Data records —

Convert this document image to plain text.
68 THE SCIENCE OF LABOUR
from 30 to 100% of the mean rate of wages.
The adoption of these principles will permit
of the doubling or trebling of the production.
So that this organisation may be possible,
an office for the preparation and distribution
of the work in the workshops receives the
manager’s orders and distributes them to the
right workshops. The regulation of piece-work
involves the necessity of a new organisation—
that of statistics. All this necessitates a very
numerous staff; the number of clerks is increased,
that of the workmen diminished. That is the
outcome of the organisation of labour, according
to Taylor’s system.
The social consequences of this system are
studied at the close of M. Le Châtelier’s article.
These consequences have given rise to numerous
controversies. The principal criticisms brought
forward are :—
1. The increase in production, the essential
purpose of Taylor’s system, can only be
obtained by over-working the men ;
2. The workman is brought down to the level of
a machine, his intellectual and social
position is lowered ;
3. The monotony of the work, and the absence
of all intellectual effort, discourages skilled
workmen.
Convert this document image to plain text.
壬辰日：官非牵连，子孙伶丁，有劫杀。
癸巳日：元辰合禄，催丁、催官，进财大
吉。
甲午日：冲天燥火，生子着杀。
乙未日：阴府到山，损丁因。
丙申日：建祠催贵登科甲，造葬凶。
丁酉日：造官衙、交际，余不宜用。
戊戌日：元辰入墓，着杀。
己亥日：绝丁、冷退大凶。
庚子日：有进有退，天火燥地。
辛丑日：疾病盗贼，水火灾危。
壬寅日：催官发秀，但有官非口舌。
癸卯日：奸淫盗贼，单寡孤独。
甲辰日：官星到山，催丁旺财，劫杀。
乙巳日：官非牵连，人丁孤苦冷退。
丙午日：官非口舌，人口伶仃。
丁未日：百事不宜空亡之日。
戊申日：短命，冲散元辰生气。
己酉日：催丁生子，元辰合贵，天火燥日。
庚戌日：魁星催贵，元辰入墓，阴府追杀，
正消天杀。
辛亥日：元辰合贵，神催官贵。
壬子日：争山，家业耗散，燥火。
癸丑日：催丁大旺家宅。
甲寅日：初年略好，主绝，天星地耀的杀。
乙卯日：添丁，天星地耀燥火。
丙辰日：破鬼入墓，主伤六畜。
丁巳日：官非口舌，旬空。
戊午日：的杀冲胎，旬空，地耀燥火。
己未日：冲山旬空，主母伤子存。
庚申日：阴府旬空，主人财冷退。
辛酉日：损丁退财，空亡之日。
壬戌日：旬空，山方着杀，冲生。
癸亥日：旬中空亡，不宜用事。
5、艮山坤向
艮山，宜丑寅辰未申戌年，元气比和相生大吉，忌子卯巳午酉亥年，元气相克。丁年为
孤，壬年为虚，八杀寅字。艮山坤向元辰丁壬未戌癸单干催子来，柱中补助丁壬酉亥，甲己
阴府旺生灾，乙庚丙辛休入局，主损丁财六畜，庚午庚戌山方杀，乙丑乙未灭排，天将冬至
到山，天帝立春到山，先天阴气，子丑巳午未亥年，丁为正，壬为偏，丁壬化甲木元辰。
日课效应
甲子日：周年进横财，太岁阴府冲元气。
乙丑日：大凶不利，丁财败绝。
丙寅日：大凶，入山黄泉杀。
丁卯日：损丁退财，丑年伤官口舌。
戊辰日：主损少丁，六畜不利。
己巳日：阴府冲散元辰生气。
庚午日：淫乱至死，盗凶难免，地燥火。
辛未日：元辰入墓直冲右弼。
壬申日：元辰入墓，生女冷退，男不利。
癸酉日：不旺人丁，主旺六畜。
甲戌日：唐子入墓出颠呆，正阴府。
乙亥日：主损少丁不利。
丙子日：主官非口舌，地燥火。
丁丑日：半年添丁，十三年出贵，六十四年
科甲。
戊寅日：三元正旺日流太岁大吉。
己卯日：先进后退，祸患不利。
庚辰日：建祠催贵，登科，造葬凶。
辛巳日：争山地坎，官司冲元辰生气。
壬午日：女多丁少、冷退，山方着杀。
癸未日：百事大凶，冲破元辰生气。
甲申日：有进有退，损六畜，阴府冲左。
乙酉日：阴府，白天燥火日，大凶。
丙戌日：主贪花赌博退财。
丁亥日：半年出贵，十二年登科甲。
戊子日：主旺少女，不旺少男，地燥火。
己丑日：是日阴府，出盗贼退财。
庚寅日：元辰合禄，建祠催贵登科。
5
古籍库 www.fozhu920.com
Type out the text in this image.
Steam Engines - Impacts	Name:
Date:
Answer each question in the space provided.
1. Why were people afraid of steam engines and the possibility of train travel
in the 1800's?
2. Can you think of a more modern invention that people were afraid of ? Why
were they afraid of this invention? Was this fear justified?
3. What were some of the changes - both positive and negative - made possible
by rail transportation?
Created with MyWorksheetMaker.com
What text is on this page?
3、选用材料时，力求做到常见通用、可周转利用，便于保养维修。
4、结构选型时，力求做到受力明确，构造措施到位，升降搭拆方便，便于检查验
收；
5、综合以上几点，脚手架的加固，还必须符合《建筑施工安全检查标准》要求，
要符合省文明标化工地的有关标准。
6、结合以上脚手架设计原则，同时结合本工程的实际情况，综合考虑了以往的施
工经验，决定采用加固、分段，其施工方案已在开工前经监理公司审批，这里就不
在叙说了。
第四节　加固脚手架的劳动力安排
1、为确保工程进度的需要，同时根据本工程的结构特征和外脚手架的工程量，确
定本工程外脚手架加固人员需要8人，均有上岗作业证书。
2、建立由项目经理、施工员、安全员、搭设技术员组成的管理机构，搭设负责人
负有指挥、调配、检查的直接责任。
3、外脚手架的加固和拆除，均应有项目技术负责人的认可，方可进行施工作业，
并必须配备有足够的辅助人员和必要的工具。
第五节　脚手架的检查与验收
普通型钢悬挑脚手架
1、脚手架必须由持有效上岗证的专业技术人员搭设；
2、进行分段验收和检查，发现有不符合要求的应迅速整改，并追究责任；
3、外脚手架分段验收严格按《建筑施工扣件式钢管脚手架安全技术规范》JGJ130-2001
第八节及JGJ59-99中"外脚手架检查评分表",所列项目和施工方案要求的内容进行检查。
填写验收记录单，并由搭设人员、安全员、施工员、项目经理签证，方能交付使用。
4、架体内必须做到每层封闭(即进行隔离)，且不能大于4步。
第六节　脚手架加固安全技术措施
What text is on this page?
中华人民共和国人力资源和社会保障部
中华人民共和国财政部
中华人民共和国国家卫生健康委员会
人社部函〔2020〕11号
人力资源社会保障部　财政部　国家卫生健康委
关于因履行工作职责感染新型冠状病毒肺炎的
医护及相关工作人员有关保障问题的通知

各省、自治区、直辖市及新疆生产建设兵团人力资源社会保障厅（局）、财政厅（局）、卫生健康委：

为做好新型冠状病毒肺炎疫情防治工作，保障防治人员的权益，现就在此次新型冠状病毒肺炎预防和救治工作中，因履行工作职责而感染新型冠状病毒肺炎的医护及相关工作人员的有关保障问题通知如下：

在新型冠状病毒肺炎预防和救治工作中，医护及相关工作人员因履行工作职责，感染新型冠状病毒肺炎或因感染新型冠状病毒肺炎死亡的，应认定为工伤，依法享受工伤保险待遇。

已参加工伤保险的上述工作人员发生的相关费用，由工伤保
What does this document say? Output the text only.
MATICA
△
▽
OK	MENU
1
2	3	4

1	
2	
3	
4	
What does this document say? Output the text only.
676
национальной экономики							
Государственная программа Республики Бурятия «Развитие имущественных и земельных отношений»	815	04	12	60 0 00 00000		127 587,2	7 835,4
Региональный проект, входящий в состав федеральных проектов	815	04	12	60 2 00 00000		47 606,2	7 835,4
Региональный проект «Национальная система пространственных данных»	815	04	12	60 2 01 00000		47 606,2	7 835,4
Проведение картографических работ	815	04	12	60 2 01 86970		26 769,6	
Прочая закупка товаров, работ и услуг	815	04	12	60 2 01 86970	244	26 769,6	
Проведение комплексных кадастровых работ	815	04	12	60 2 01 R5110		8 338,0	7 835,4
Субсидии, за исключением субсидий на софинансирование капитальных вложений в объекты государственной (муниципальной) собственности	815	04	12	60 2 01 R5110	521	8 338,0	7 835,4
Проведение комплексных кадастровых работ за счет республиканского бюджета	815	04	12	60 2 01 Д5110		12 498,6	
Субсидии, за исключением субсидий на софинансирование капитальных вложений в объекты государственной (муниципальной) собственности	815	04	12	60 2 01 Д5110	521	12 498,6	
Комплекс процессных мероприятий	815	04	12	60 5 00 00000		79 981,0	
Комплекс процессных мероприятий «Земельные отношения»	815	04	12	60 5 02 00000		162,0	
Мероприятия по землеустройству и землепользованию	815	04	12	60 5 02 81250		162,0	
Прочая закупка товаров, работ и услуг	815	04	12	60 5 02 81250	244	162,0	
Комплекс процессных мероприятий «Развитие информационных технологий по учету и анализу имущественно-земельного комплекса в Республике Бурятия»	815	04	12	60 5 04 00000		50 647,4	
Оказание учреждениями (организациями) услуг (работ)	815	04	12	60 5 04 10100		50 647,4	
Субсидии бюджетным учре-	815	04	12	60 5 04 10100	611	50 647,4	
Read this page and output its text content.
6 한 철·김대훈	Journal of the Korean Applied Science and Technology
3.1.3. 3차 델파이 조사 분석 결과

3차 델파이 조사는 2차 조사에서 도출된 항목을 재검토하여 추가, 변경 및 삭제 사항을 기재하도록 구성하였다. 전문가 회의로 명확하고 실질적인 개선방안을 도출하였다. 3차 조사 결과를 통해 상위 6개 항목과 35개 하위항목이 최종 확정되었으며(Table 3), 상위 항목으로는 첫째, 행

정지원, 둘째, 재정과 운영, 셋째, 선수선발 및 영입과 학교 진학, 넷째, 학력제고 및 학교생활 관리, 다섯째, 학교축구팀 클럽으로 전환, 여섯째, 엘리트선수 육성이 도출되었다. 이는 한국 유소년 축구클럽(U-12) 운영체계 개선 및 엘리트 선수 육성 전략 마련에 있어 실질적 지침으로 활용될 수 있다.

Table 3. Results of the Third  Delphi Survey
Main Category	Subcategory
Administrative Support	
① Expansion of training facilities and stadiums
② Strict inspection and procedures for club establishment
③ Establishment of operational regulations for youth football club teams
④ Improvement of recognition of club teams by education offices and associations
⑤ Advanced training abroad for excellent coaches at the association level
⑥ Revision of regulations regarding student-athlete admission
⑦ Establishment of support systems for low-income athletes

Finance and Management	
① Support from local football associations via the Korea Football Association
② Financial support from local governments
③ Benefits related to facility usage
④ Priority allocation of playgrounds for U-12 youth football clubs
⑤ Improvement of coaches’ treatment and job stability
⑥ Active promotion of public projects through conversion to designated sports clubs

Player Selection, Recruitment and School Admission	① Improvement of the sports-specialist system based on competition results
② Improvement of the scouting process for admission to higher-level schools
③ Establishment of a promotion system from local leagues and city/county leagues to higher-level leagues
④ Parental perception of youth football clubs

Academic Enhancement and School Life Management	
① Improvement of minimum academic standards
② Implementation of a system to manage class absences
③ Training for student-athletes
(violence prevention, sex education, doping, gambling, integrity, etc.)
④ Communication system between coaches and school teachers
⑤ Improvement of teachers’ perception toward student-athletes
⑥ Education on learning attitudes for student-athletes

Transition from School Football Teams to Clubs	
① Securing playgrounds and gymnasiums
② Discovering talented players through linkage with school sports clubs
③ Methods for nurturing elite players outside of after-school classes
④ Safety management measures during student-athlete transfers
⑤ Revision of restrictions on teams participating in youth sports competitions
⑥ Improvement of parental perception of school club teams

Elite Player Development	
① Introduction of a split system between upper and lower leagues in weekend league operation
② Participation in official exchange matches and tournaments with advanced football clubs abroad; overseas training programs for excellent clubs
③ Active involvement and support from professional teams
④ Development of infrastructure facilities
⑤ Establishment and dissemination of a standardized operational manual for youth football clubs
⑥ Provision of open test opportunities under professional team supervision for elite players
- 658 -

Task instructions —
Copy and report every line where the word "higher" is present.

Written response —
② Improvement of the scouting process for admission to higher-level schools
③ Establishment of a promotion system from local leagues and city/county leagues to higher-level leagues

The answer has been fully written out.